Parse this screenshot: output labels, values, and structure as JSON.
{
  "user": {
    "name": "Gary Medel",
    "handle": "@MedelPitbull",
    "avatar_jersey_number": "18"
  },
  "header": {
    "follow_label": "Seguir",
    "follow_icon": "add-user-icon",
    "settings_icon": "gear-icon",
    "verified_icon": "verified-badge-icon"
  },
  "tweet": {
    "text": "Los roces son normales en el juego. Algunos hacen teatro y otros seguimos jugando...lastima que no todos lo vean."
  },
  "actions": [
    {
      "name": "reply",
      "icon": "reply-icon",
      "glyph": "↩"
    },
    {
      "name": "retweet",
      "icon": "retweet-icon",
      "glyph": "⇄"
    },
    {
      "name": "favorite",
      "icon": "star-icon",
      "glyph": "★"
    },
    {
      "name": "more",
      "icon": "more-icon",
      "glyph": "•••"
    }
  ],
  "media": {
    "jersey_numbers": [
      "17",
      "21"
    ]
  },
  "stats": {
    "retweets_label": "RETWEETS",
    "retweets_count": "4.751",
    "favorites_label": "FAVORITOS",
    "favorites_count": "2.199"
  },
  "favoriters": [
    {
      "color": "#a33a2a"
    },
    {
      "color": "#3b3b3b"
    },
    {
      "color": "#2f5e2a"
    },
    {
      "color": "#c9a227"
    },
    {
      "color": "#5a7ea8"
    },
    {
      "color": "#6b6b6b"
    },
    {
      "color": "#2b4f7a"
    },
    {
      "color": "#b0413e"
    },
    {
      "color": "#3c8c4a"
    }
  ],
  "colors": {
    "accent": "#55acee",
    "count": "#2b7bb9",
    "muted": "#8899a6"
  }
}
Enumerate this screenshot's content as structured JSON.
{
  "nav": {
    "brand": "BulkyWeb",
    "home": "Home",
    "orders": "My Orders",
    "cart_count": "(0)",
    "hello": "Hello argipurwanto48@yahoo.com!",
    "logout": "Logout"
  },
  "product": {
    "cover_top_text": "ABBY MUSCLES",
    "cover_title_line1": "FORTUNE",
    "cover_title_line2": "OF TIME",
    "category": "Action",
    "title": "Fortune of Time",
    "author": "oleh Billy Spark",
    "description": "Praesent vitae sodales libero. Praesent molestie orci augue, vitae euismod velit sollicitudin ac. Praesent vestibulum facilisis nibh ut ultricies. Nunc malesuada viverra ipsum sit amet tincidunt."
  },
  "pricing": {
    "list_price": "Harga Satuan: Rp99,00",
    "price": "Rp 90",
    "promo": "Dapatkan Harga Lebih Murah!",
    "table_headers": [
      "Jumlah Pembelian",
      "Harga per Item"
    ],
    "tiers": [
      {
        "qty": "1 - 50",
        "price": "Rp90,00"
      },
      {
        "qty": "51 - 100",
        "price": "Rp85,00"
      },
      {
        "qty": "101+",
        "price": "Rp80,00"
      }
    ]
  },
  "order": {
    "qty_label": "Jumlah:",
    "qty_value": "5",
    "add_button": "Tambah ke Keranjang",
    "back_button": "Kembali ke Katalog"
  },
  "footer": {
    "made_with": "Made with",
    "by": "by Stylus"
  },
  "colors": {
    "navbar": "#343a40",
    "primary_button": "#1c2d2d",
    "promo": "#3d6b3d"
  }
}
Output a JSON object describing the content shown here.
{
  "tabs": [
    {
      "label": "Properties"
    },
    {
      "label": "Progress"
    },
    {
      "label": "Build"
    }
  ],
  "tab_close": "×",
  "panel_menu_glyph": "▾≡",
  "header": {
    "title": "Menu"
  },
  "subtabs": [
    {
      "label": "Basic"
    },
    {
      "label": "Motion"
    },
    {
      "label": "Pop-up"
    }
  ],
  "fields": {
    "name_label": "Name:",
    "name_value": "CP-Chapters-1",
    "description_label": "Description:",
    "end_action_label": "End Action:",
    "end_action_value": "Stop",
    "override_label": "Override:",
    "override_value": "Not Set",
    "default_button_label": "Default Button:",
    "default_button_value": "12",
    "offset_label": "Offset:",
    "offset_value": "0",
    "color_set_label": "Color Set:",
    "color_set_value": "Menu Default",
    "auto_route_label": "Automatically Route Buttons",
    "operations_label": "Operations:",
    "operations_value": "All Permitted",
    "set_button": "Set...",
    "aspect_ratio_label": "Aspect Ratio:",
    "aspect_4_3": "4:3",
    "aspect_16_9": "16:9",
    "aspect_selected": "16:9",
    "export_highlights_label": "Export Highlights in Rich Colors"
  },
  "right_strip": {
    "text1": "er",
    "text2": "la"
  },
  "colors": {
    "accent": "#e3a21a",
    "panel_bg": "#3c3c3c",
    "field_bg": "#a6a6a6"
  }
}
################
Select every line of the records holding the string "promo".

    "promo": "Dapatkan Harga Lebih Murah!",
    "promo": "#3d6b3d"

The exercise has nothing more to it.